■ MATERIAL FOR THIS EXERCISE:
○ ○ ○ ○

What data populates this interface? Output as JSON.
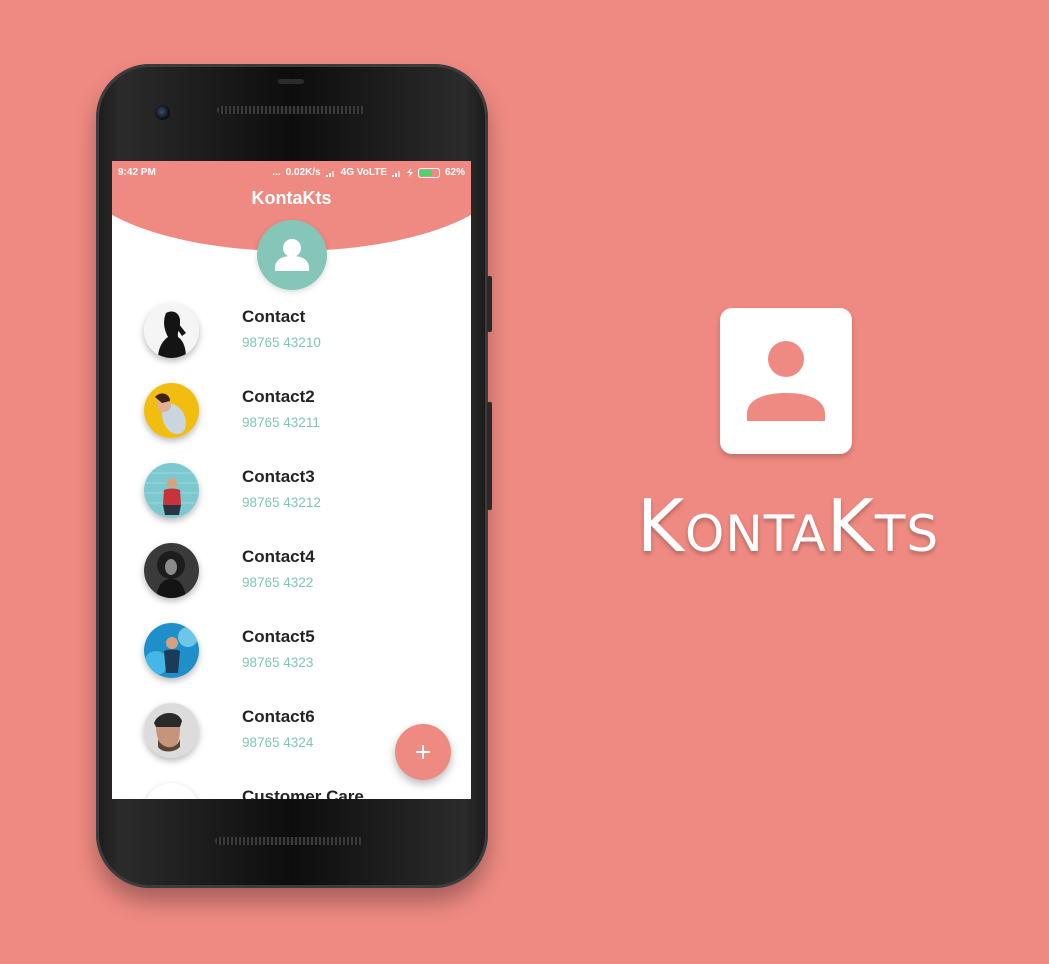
{
  "colors": {
    "background": "#ef8a82",
    "accent": "#ef8a82",
    "teal": "#85c6b8",
    "number": "#7fc4b8"
  },
  "status_bar": {
    "time": "9:42 PM",
    "dots": "...",
    "speed": "0.02K/s",
    "network": "4G VoLTE",
    "battery": "62%",
    "battery_level": 0.62
  },
  "app": {
    "title": "KontaKts",
    "header_icon": "person-icon",
    "fab_icon": "plus-icon"
  },
  "contacts": [
    {
      "name": "Contact",
      "number": "98765 43210"
    },
    {
      "name": "Contact2",
      "number": "98765 43211"
    },
    {
      "name": "Contact3",
      "number": "98765 43212"
    },
    {
      "name": "Contact4",
      "number": "98765 4322"
    },
    {
      "name": "Contact5",
      "number": "98765 4323"
    },
    {
      "name": "Contact6",
      "number": "98765 4324"
    },
    {
      "name": "Customer Care",
      "number": ""
    }
  ],
  "brand": {
    "logo_icon": "contact-card-icon",
    "name": "KontaKts"
  }
}
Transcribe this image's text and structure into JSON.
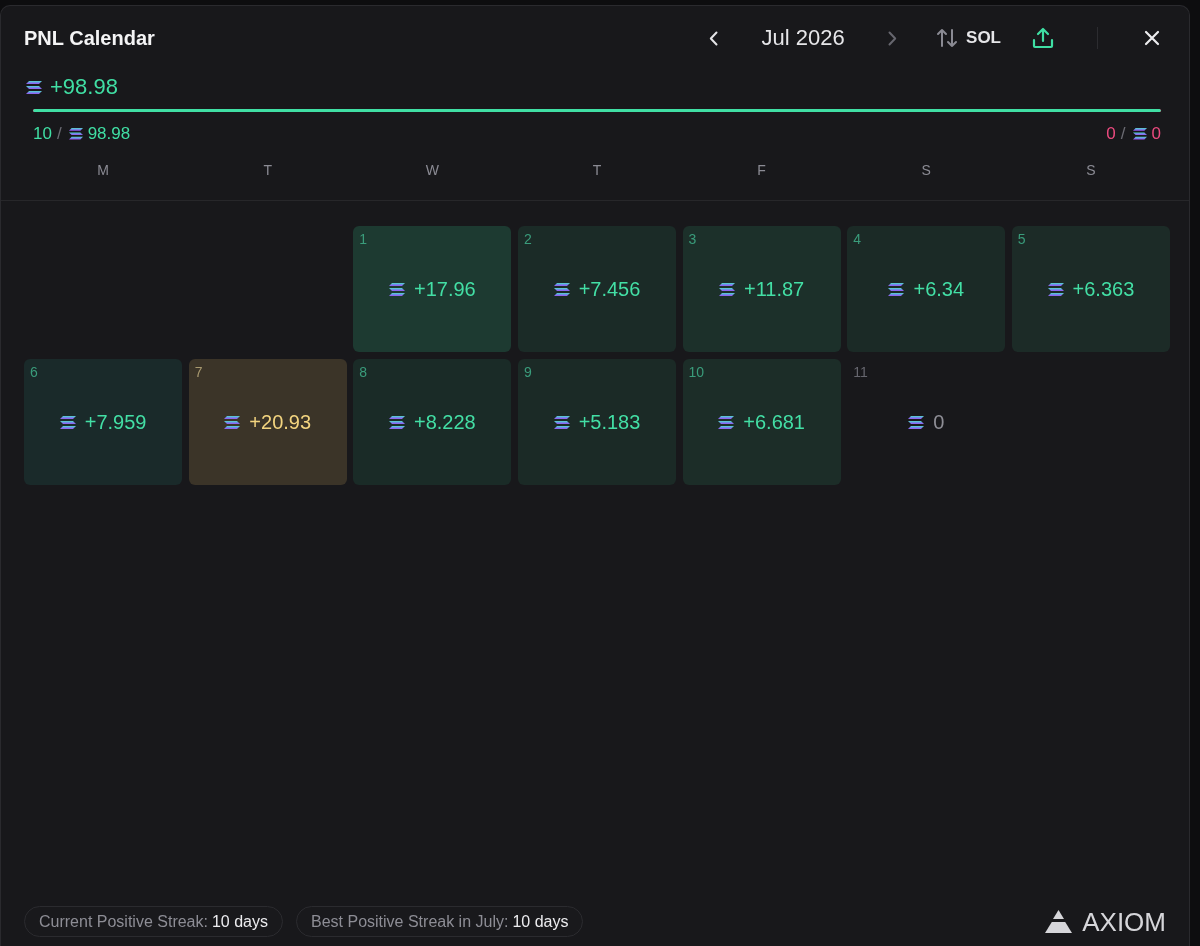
{
  "window": {
    "title": "PNL Calendar"
  },
  "header": {
    "prev_button": {
      "disabled": false
    },
    "month": "Jul 2026",
    "next_button": {
      "disabled": true
    },
    "currency_toggle": {
      "label": "SOL"
    }
  },
  "summary": {
    "total": "+98.98",
    "balance_bar": {
      "level": 1
    },
    "gains": {
      "count": "10",
      "separator": "/",
      "amount": "98.98"
    },
    "losses": {
      "count": "0",
      "separator": "/",
      "amount": "0"
    }
  },
  "weekdays": [
    "M",
    "T",
    "W",
    "T",
    "F",
    "S",
    "S"
  ],
  "weeks": [
    {
      "days": [
        {
          "kind": "blank"
        },
        {
          "kind": "blank"
        },
        {
          "day": "1",
          "value": "+17.96",
          "kind": "gain",
          "color": "#1d3a31"
        },
        {
          "day": "2",
          "value": "+7.456",
          "kind": "gain",
          "color": "#1b2b27"
        },
        {
          "day": "3",
          "value": "+11.87",
          "kind": "gain",
          "color": "#1c302a"
        },
        {
          "day": "4",
          "value": "+6.34",
          "kind": "gain",
          "color": "#1b2a26"
        },
        {
          "day": "5",
          "value": "+6.363",
          "kind": "gain",
          "color": "#1c2b27"
        }
      ]
    },
    {
      "days": [
        {
          "day": "6",
          "value": "+7.959",
          "kind": "gain",
          "color": "#1a2a2a"
        },
        {
          "day": "7",
          "value": "+20.93",
          "kind": "best",
          "color": "#3b3428"
        },
        {
          "day": "8",
          "value": "+8.228",
          "kind": "gain",
          "color": "#1a2b27"
        },
        {
          "day": "9",
          "value": "+5.183",
          "kind": "gain",
          "color": "#1b2a26"
        },
        {
          "day": "10",
          "value": "+6.681",
          "kind": "gain",
          "color": "#1c2d28"
        },
        {
          "day": "11",
          "value": "0",
          "kind": "flat"
        }
      ]
    }
  ],
  "footer": {
    "streaks": [
      {
        "label": "Current Positive Streak:",
        "value": "10 days"
      },
      {
        "label": "Best Positive Streak in July:",
        "value": "10 days"
      }
    ],
    "brand": {
      "name": "AXIOM"
    }
  }
}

○ ○ ○ ○

■ WHAT YOU SHOULD DO: Generate a word-for-word copy of the preceding records, excluding all pictures.

■ EXERCISE RESPONSE:
What data populates this interface? Output as JSON.
{
  "colors": {
    "background": "#ef8a82",
    "accent": "#ef8a82",
    "teal": "#85c6b8",
    "number": "#7fc4b8"
  },
  "status_bar": {
    "time": "9:42 PM",
    "dots": "...",
    "speed": "0.02K/s",
    "network": "4G VoLTE",
    "battery": "62%",
    "battery_level": 0.62
  },
  "app": {
    "title": "KontaKts",
    "header_icon": "person-icon",
    "fab_icon": "plus-icon"
  },
  "contacts": [
    {
      "name": "Contact",
      "number": "98765 43210"
    },
    {
      "name": "Contact2",
      "number": "98765 43211"
    },
    {
      "name": "Contact3",
      "number": "98765 43212"
    },
    {
      "name": "Contact4",
      "number": "98765 4322"
    },
    {
      "name": "Contact5",
      "number": "98765 4323"
    },
    {
      "name": "Contact6",
      "number": "98765 4324"
    },
    {
      "name": "Customer Care",
      "number": ""
    }
  ],
  "brand": {
    "logo_icon": "contact-card-icon",
    "name": "KontaKts"
  }
}
Transcribe this image's text and structure into JSON.
{
  "window": {
    "title": "PNL Calendar"
  },
  "header": {
    "prev_button": {
      "disabled": false
    },
    "month": "Jul 2026",
    "next_button": {
      "disabled": true
    },
    "currency_toggle": {
      "label": "SOL"
    }
  },
  "summary": {
    "total": "+98.98",
    "balance_bar": {
      "level": 1
    },
    "gains": {
      "count": "10",
      "separator": "/",
      "amount": "98.98"
    },
    "losses": {
      "count": "0",
      "separator": "/",
      "amount": "0"
    }
  },
  "weekdays": [
    "M",
    "T",
    "W",
    "T",
    "F",
    "S",
    "S"
  ],
  "weeks": [
    {
      "days": [
        {
          "kind": "blank"
        },
        {
          "kind": "blank"
        },
        {
          "day": "1",
          "value": "+17.96",
          "kind": "gain",
          "color": "#1d3a31"
        },
        {
          "day": "2",
          "value": "+7.456",
          "kind": "gain",
          "color": "#1b2b27"
        },
        {
          "day": "3",
          "value": "+11.87",
          "kind": "gain",
          "color": "#1c302a"
        },
        {
          "day": "4",
          "value": "+6.34",
          "kind": "gain",
          "color": "#1b2a26"
        },
        {
          "day": "5",
          "value": "+6.363",
          "kind": "gain",
          "color": "#1c2b27"
        }
      ]
    },
    {
      "days": [
        {
          "day": "6",
          "value": "+7.959",
          "kind": "gain",
          "color": "#1a2a2a"
        },
        {
          "day": "7",
          "value": "+20.93",
          "kind": "best",
          "color": "#3b3428"
        },
        {
          "day": "8",
          "value": "+8.228",
          "kind": "gain",
          "color": "#1a2b27"
        },
        {
          "day": "9",
          "value": "+5.183",
          "kind": "gain",
          "color": "#1b2a26"
        },
        {
          "day": "10",
          "value": "+6.681",
          "kind": "gain",
          "color": "#1c2d28"
        },
        {
          "day": "11",
          "value": "0",
          "kind": "flat"
        }
      ]
    }
  ],
  "footer": {
    "streaks": [
      {
        "label": "Current Positive Streak:",
        "value": "10 days"
      },
      {
        "label": "Best Positive Streak in July:",
        "value": "10 days"
      }
    ],
    "brand": {
      "name": "AXIOM"
    }
  }
}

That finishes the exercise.